Without including any images, reproduce each entry exactly.

§ TASK MATERIAL:
*-*-*

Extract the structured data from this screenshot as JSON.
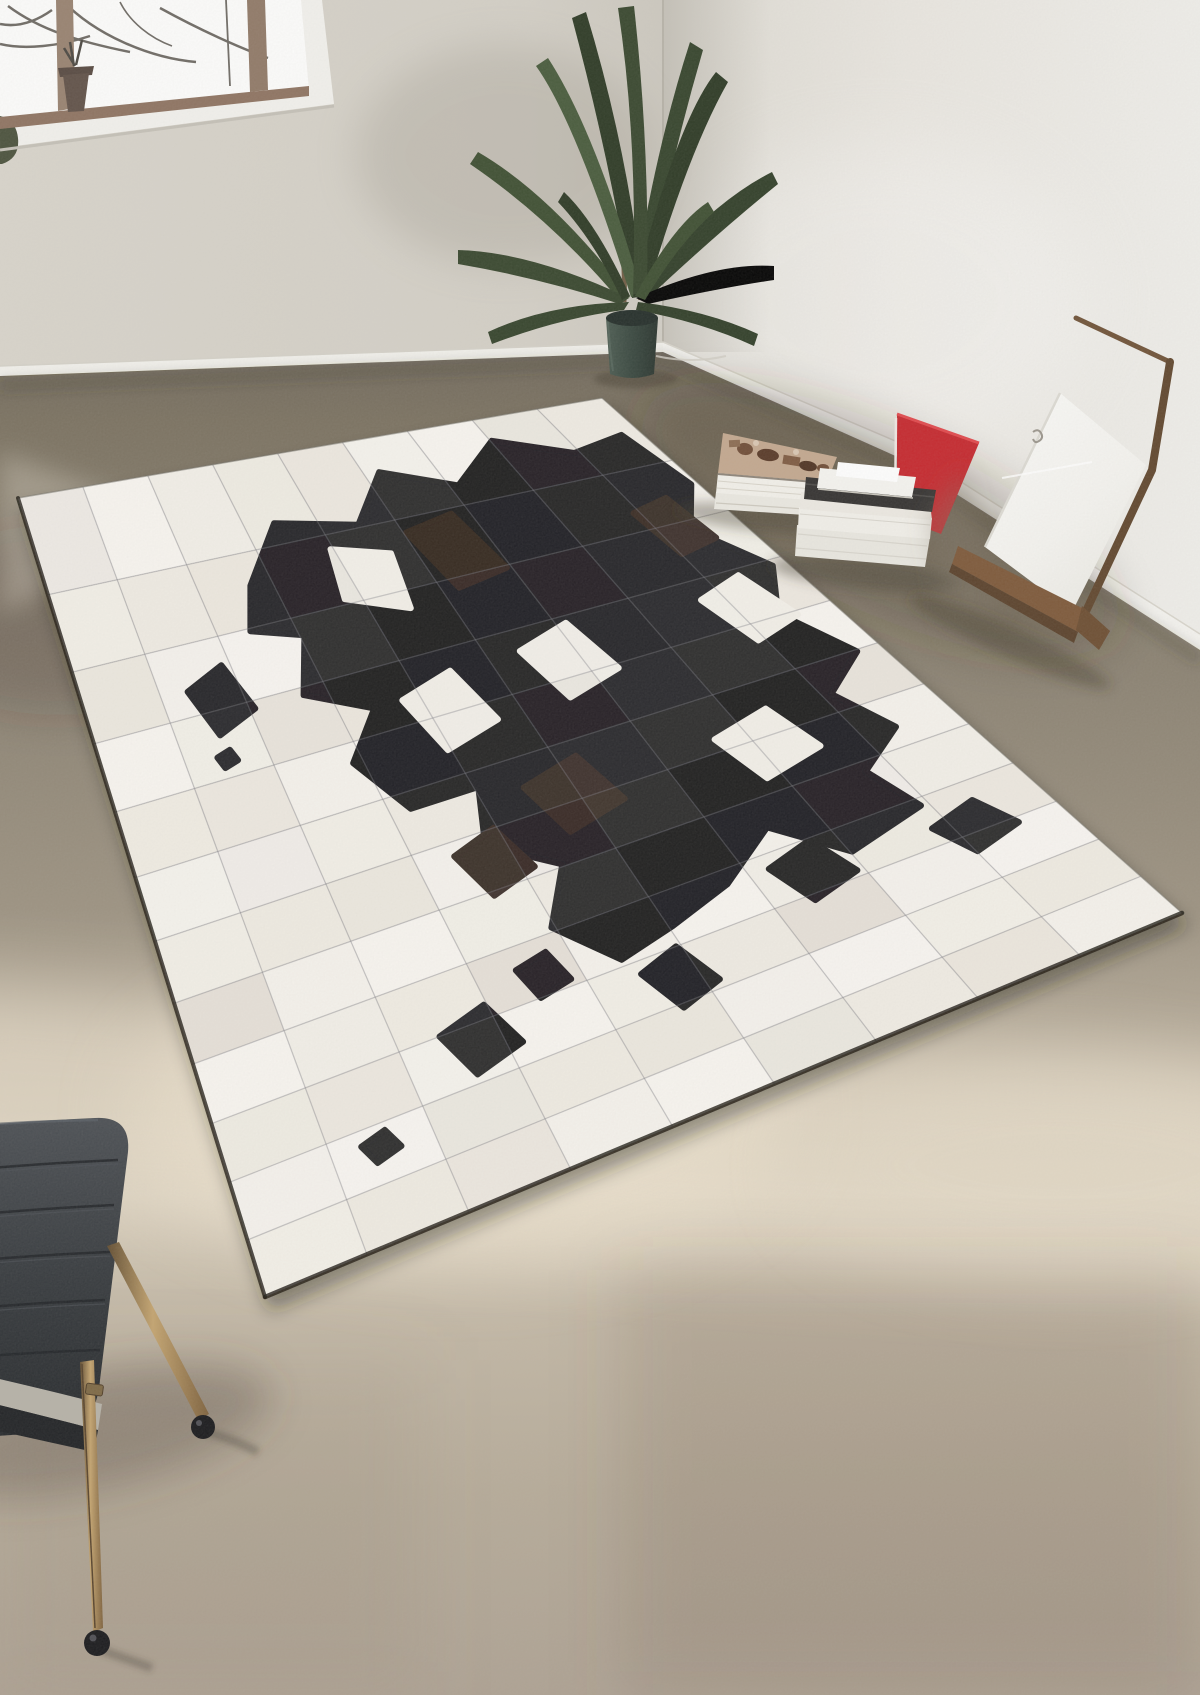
{
  "scene": {
    "kind": "interior-photo",
    "objects": [
      "window-with-branches",
      "palm-plant",
      "planter-pot",
      "wall-corner",
      "baseboard",
      "book-stack-left",
      "book-stack-right",
      "red-folder",
      "leaning-canvas",
      "wooden-easel",
      "patchwork-cowhide-rug",
      "side-chair",
      "sunlit-floor-patch"
    ]
  },
  "palette": {
    "wall_left": "#d6d2c9",
    "wall_right": "#e9e6e0",
    "baseboard": "#f3f2ee",
    "floor_dark": "#6e665a",
    "floor_mid": "#9b9180",
    "floor_sunlit": "#e0d6c4",
    "floor_bottom": "#ada192",
    "rug_white": "#f2efe8",
    "rug_black": "#17171a",
    "rug_brown": "#2e211b",
    "rug_seam": "#7d7d87",
    "plant_green": "#33422a",
    "pot_teal": "#3b4a42",
    "wood_brown": "#7c5738",
    "red_board": "#c5262c",
    "canvas_white": "#f7f6f3",
    "chair_back": "#34373b",
    "chair_brass": "#9a7b4f",
    "foot_black": "#1a1a1d"
  },
  "rug": {
    "cols": 9,
    "rows": 12,
    "perspective_pow": 0.85,
    "corners": {
      "w": [
        18,
        498
      ],
      "n": [
        602,
        398
      ],
      "e": [
        1182,
        913
      ],
      "s": [
        265,
        1297
      ]
    },
    "white_tiles": [
      "#f5f2ec",
      "#efebe2",
      "#f8f5f0",
      "#ece7de",
      "#f2efe7"
    ],
    "blobs": [
      {
        "name": "main-cow-patch",
        "fill": "black",
        "uv": [
          [
            0.3,
            0.12
          ],
          [
            0.38,
            0.06
          ],
          [
            0.5,
            0.08
          ],
          [
            0.58,
            0.03
          ],
          [
            0.68,
            0.06
          ],
          [
            0.78,
            0.02
          ],
          [
            0.88,
            0.05
          ],
          [
            0.97,
            0.04
          ],
          [
            0.99,
            0.12
          ],
          [
            0.93,
            0.18
          ],
          [
            0.98,
            0.26
          ],
          [
            0.93,
            0.33
          ],
          [
            0.97,
            0.42
          ],
          [
            0.9,
            0.47
          ],
          [
            0.93,
            0.55
          ],
          [
            0.86,
            0.6
          ],
          [
            0.88,
            0.68
          ],
          [
            0.78,
            0.71
          ],
          [
            0.72,
            0.63
          ],
          [
            0.64,
            0.69
          ],
          [
            0.56,
            0.72
          ],
          [
            0.49,
            0.74
          ],
          [
            0.44,
            0.66
          ],
          [
            0.49,
            0.58
          ],
          [
            0.42,
            0.52
          ],
          [
            0.45,
            0.44
          ],
          [
            0.36,
            0.44
          ],
          [
            0.32,
            0.36
          ],
          [
            0.38,
            0.3
          ],
          [
            0.3,
            0.26
          ],
          [
            0.34,
            0.19
          ],
          [
            0.27,
            0.17
          ]
        ]
      },
      {
        "name": "brown-shade-1",
        "fill": "brown",
        "uv": [
          [
            0.56,
            0.1
          ],
          [
            0.64,
            0.09
          ],
          [
            0.66,
            0.17
          ],
          [
            0.58,
            0.18
          ]
        ]
      },
      {
        "name": "brown-shade-2",
        "fill": "brown",
        "uv": [
          [
            0.5,
            0.46
          ],
          [
            0.58,
            0.44
          ],
          [
            0.6,
            0.52
          ],
          [
            0.52,
            0.54
          ]
        ]
      },
      {
        "name": "brown-shade-3",
        "fill": "brown",
        "uv": [
          [
            0.88,
            0.14
          ],
          [
            0.94,
            0.13
          ],
          [
            0.95,
            0.2
          ],
          [
            0.89,
            0.21
          ]
        ]
      },
      {
        "name": "brown-shade-4",
        "fill": "brown",
        "uv": [
          [
            0.38,
            0.52
          ],
          [
            0.44,
            0.5
          ],
          [
            0.46,
            0.57
          ],
          [
            0.4,
            0.59
          ]
        ]
      },
      {
        "name": "white-gap-1",
        "fill": "white",
        "uv": [
          [
            0.44,
            0.1
          ],
          [
            0.52,
            0.12
          ],
          [
            0.5,
            0.19
          ],
          [
            0.42,
            0.16
          ]
        ]
      },
      {
        "name": "white-gap-2",
        "fill": "white",
        "uv": [
          [
            0.42,
            0.3
          ],
          [
            0.5,
            0.28
          ],
          [
            0.52,
            0.36
          ],
          [
            0.44,
            0.38
          ]
        ]
      },
      {
        "name": "white-gap-3",
        "fill": "white",
        "uv": [
          [
            0.6,
            0.28
          ],
          [
            0.68,
            0.26
          ],
          [
            0.7,
            0.34
          ],
          [
            0.62,
            0.36
          ]
        ]
      },
      {
        "name": "white-gap-4",
        "fill": "white",
        "uv": [
          [
            0.86,
            0.28
          ],
          [
            0.93,
            0.26
          ],
          [
            0.95,
            0.34
          ],
          [
            0.88,
            0.36
          ]
        ]
      },
      {
        "name": "white-gap-5",
        "fill": "white",
        "uv": [
          [
            0.74,
            0.48
          ],
          [
            0.82,
            0.46
          ],
          [
            0.84,
            0.54
          ],
          [
            0.76,
            0.56
          ]
        ]
      },
      {
        "name": "spot-left",
        "fill": "black",
        "uv": [
          [
            0.15,
            0.22
          ],
          [
            0.21,
            0.2
          ],
          [
            0.23,
            0.26
          ],
          [
            0.17,
            0.28
          ]
        ]
      },
      {
        "name": "spot-left-speck",
        "fill": "black",
        "uv": [
          [
            0.155,
            0.305
          ],
          [
            0.175,
            0.3
          ],
          [
            0.18,
            0.315
          ],
          [
            0.16,
            0.32
          ]
        ]
      },
      {
        "name": "spot-right-1",
        "fill": "black",
        "uv": [
          [
            0.87,
            0.72
          ],
          [
            0.93,
            0.7
          ],
          [
            0.95,
            0.76
          ],
          [
            0.89,
            0.78
          ]
        ]
      },
      {
        "name": "spot-right-2",
        "fill": "black",
        "uv": [
          [
            0.69,
            0.69
          ],
          [
            0.75,
            0.67
          ],
          [
            0.77,
            0.74
          ],
          [
            0.71,
            0.76
          ]
        ]
      },
      {
        "name": "spot-bottom-1",
        "fill": "black",
        "uv": [
          [
            0.27,
            0.75
          ],
          [
            0.33,
            0.73
          ],
          [
            0.35,
            0.8
          ],
          [
            0.29,
            0.82
          ]
        ]
      },
      {
        "name": "spot-bottom-2",
        "fill": "black",
        "uv": [
          [
            0.38,
            0.7
          ],
          [
            0.42,
            0.69
          ],
          [
            0.43,
            0.74
          ],
          [
            0.39,
            0.75
          ]
        ]
      },
      {
        "name": "spot-bottom-3",
        "fill": "black",
        "uv": [
          [
            0.5,
            0.77
          ],
          [
            0.55,
            0.75
          ],
          [
            0.57,
            0.82
          ],
          [
            0.52,
            0.84
          ]
        ]
      },
      {
        "name": "spot-tiny",
        "fill": "black",
        "uv": [
          [
            0.145,
            0.855
          ],
          [
            0.175,
            0.845
          ],
          [
            0.185,
            0.875
          ],
          [
            0.155,
            0.885
          ]
        ]
      }
    ]
  }
}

*-*-*

§ RESULT:
Extract the structured data from this screenshot as JSON.
{
  "scene": {
    "kind": "interior-photo",
    "objects": [
      "window-with-branches",
      "palm-plant",
      "planter-pot",
      "wall-corner",
      "baseboard",
      "book-stack-left",
      "book-stack-right",
      "red-folder",
      "leaning-canvas",
      "wooden-easel",
      "patchwork-cowhide-rug",
      "side-chair",
      "sunlit-floor-patch"
    ]
  },
  "palette": {
    "wall_left": "#d6d2c9",
    "wall_right": "#e9e6e0",
    "baseboard": "#f3f2ee",
    "floor_dark": "#6e665a",
    "floor_mid": "#9b9180",
    "floor_sunlit": "#e0d6c4",
    "floor_bottom": "#ada192",
    "rug_white": "#f2efe8",
    "rug_black": "#17171a",
    "rug_brown": "#2e211b",
    "rug_seam": "#7d7d87",
    "plant_green": "#33422a",
    "pot_teal": "#3b4a42",
    "wood_brown": "#7c5738",
    "red_board": "#c5262c",
    "canvas_white": "#f7f6f3",
    "chair_back": "#34373b",
    "chair_brass": "#9a7b4f",
    "foot_black": "#1a1a1d"
  },
  "rug": {
    "cols": 9,
    "rows": 12,
    "perspective_pow": 0.85,
    "corners": {
      "w": [
        18,
        498
      ],
      "n": [
        602,
        398
      ],
      "e": [
        1182,
        913
      ],
      "s": [
        265,
        1297
      ]
    },
    "white_tiles": [
      "#f5f2ec",
      "#efebe2",
      "#f8f5f0",
      "#ece7de",
      "#f2efe7"
    ],
    "blobs": [
      {
        "name": "main-cow-patch",
        "fill": "black",
        "uv": [
          [
            0.3,
            0.12
          ],
          [
            0.38,
            0.06
          ],
          [
            0.5,
            0.08
          ],
          [
            0.58,
            0.03
          ],
          [
            0.68,
            0.06
          ],
          [
            0.78,
            0.02
          ],
          [
            0.88,
            0.05
          ],
          [
            0.97,
            0.04
          ],
          [
            0.99,
            0.12
          ],
          [
            0.93,
            0.18
          ],
          [
            0.98,
            0.26
          ],
          [
            0.93,
            0.33
          ],
          [
            0.97,
            0.42
          ],
          [
            0.9,
            0.47
          ],
          [
            0.93,
            0.55
          ],
          [
            0.86,
            0.6
          ],
          [
            0.88,
            0.68
          ],
          [
            0.78,
            0.71
          ],
          [
            0.72,
            0.63
          ],
          [
            0.64,
            0.69
          ],
          [
            0.56,
            0.72
          ],
          [
            0.49,
            0.74
          ],
          [
            0.44,
            0.66
          ],
          [
            0.49,
            0.58
          ],
          [
            0.42,
            0.52
          ],
          [
            0.45,
            0.44
          ],
          [
            0.36,
            0.44
          ],
          [
            0.32,
            0.36
          ],
          [
            0.38,
            0.3
          ],
          [
            0.3,
            0.26
          ],
          [
            0.34,
            0.19
          ],
          [
            0.27,
            0.17
          ]
        ]
      },
      {
        "name": "brown-shade-1",
        "fill": "brown",
        "uv": [
          [
            0.56,
            0.1
          ],
          [
            0.64,
            0.09
          ],
          [
            0.66,
            0.17
          ],
          [
            0.58,
            0.18
          ]
        ]
      },
      {
        "name": "brown-shade-2",
        "fill": "brown",
        "uv": [
          [
            0.5,
            0.46
          ],
          [
            0.58,
            0.44
          ],
          [
            0.6,
            0.52
          ],
          [
            0.52,
            0.54
          ]
        ]
      },
      {
        "name": "brown-shade-3",
        "fill": "brown",
        "uv": [
          [
            0.88,
            0.14
          ],
          [
            0.94,
            0.13
          ],
          [
            0.95,
            0.2
          ],
          [
            0.89,
            0.21
          ]
        ]
      },
      {
        "name": "brown-shade-4",
        "fill": "brown",
        "uv": [
          [
            0.38,
            0.52
          ],
          [
            0.44,
            0.5
          ],
          [
            0.46,
            0.57
          ],
          [
            0.4,
            0.59
          ]
        ]
      },
      {
        "name": "white-gap-1",
        "fill": "white",
        "uv": [
          [
            0.44,
            0.1
          ],
          [
            0.52,
            0.12
          ],
          [
            0.5,
            0.19
          ],
          [
            0.42,
            0.16
          ]
        ]
      },
      {
        "name": "white-gap-2",
        "fill": "white",
        "uv": [
          [
            0.42,
            0.3
          ],
          [
            0.5,
            0.28
          ],
          [
            0.52,
            0.36
          ],
          [
            0.44,
            0.38
          ]
        ]
      },
      {
        "name": "white-gap-3",
        "fill": "white",
        "uv": [
          [
            0.6,
            0.28
          ],
          [
            0.68,
            0.26
          ],
          [
            0.7,
            0.34
          ],
          [
            0.62,
            0.36
          ]
        ]
      },
      {
        "name": "white-gap-4",
        "fill": "white",
        "uv": [
          [
            0.86,
            0.28
          ],
          [
            0.93,
            0.26
          ],
          [
            0.95,
            0.34
          ],
          [
            0.88,
            0.36
          ]
        ]
      },
      {
        "name": "white-gap-5",
        "fill": "white",
        "uv": [
          [
            0.74,
            0.48
          ],
          [
            0.82,
            0.46
          ],
          [
            0.84,
            0.54
          ],
          [
            0.76,
            0.56
          ]
        ]
      },
      {
        "name": "spot-left",
        "fill": "black",
        "uv": [
          [
            0.15,
            0.22
          ],
          [
            0.21,
            0.2
          ],
          [
            0.23,
            0.26
          ],
          [
            0.17,
            0.28
          ]
        ]
      },
      {
        "name": "spot-left-speck",
        "fill": "black",
        "uv": [
          [
            0.155,
            0.305
          ],
          [
            0.175,
            0.3
          ],
          [
            0.18,
            0.315
          ],
          [
            0.16,
            0.32
          ]
        ]
      },
      {
        "name": "spot-right-1",
        "fill": "black",
        "uv": [
          [
            0.87,
            0.72
          ],
          [
            0.93,
            0.7
          ],
          [
            0.95,
            0.76
          ],
          [
            0.89,
            0.78
          ]
        ]
      },
      {
        "name": "spot-right-2",
        "fill": "black",
        "uv": [
          [
            0.69,
            0.69
          ],
          [
            0.75,
            0.67
          ],
          [
            0.77,
            0.74
          ],
          [
            0.71,
            0.76
          ]
        ]
      },
      {
        "name": "spot-bottom-1",
        "fill": "black",
        "uv": [
          [
            0.27,
            0.75
          ],
          [
            0.33,
            0.73
          ],
          [
            0.35,
            0.8
          ],
          [
            0.29,
            0.82
          ]
        ]
      },
      {
        "name": "spot-bottom-2",
        "fill": "black",
        "uv": [
          [
            0.38,
            0.7
          ],
          [
            0.42,
            0.69
          ],
          [
            0.43,
            0.74
          ],
          [
            0.39,
            0.75
          ]
        ]
      },
      {
        "name": "spot-bottom-3",
        "fill": "black",
        "uv": [
          [
            0.5,
            0.77
          ],
          [
            0.55,
            0.75
          ],
          [
            0.57,
            0.82
          ],
          [
            0.52,
            0.84
          ]
        ]
      },
      {
        "name": "spot-tiny",
        "fill": "black",
        "uv": [
          [
            0.145,
            0.855
          ],
          [
            0.175,
            0.845
          ],
          [
            0.185,
            0.875
          ],
          [
            0.155,
            0.885
          ]
        ]
      }
    ]
  }
}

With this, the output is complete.